> _課題の条件_
絵はんこ作家の記事について、次の(a)〜(c)が記事の内容と合っているかを判定すること。それぞれ「はい」か「いいえ」で答え、決め手となる記事の言葉をそのまま引用すること。
(a) カキノさんは木を彫ってはんこを作っている。
(b) ハンコ部の部員は5500人を超えている。
(c) カキノさんはすでに北海道と沖縄県でも教室を開いた。

> _本文の一部_

絵はんこ作家 カキノジン
10:54 // 0 コメント // MEKKEkun // Category: アート //大阪を拠点に活動されている絵はんこ作家のカキノジンさんをアトリエに訪ねた。
「判子」といっても色々な種類がある。ゴム製のもの、木で出来たもの…で、カキノさんの場合は、石を彫る。石のはんことは?書道の作品などに押されている赤い正方形の印といえば分かりやすいかもしれない。正式には篆刻(てんこく)と呼ばれている。
そんな篆刻の「お遊びバージョン」が、カキノさんの取り組む絵はんこだ。既製の判子イメージから程遠く、ユーモアとアイデアにあふれている。新しい。
作品は、著書「ガリガリ絵はんこ手帖」を読んで欲しい。
(一部は、アマゾンの「なか見!検索」可能 … こちら)
例えば、同じはんこの上面と底面に彫られた絵柄がセットになった、ニコイチはんこシリーズ。
さて、そんなカキノさん、作家であると同時に、絵はんこ作りの楽しさを普及させるべく「ガリガリ絵はんこ教室」というワークショップを開いて、全国を飛び回っている。
(下の写真は生徒さんたちの作品ホルダー。ほんの一部)
下は4歳から上は83歳のおばあちゃんまで、全国で7000人以上は教えています。途中からハンコ部を立ち上げまして、教室に来てくれた生徒さんを半ば強引に部員にさせて、もう5500人を超えてます。ちょっとした宗教より多いかもしれません。(笑)たまに部活動もしておりまして、お花見とかクリスマスパーティーとか…天王寺から出ている路面電車を貸切りまして、ハンコ部の動く大宴会っていうのも開催しました。広島でも路面電車を貸し切ったりと、全国で部活動をしています。
山口県でボーリング大会をした時は、陶芸家さんに「はんこ部オリジナル優勝カップ」を萩焼きで作ってもらいまして、大人が本気で遊ぶ子供会って感じでやってますねぇ。
「ガリガリ絵はんこ教室」を始めたきっかけを聞いてみた。
高校を出て、ヴィレッジバンガードで働いていた頃、店のオフィシャルのフリーペーパーを作らせてもらっていたんです。それを、カフェや雑貨屋に配布し回っていた時に知り合った方から「絵はんこ作っているなら、教室で教えてみないか」って声をかけられて…それからですね。これまでに国内で31県、130ヶ所くらいに行ってます。あとは北海道と沖縄県へ行ければ、各地方ほぼ制覇できたといえるんじゃないでしょうか。
依頼があればどこにでも行きます。半分以上は招待いただいたオーナーさんの所に泊めてもらっていますかね。基本は地の物を食べて、地のお酒を飲んで…。食べ物でいうと各地のおいしい物は、相当食べ尽くしてます。行った先々で呼んでいただいたオーナーさんがご馳走してくれるんです。2〜3日で教室を移動していくと、あっちでもこっちでもと毎晩宴会です。全国に行くようになって5年、10数キロ太りました(笑)。
でも、最高です。日本で一番しあわせじゃないですかねぇ。

> _表示情報_
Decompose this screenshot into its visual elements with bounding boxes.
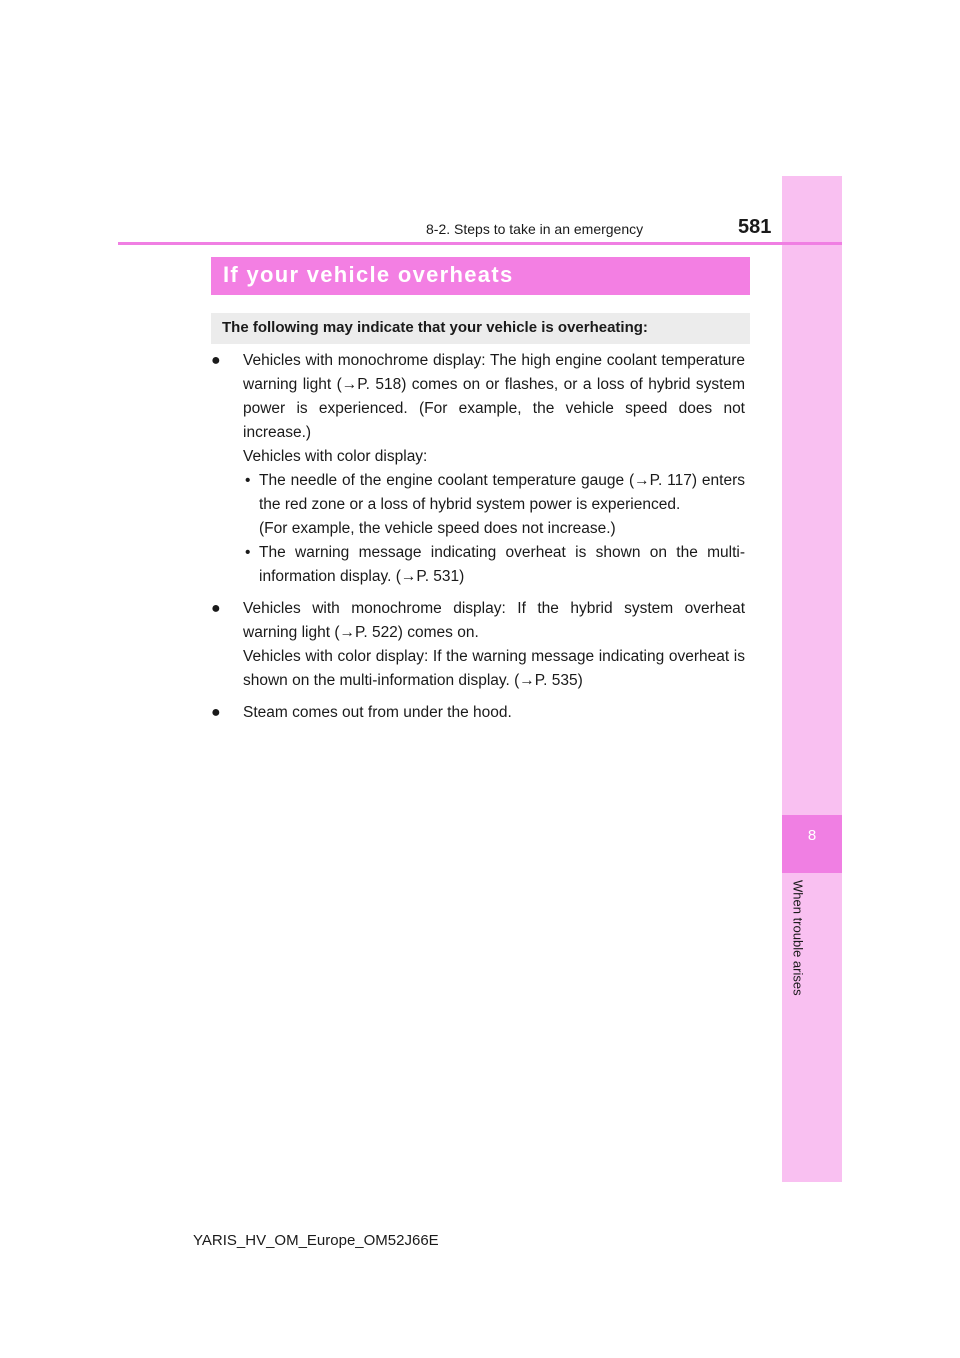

> _回答_
(a) いいえ。「カキノさんの場合は、石を彫る。」
(b) はい。「もう5500人を超えてます。」
(c) いいえ。「あとは北海道と沖縄県へ行ければ、各地方ほぼ制覇できたといえるんじゃないでしょうか。」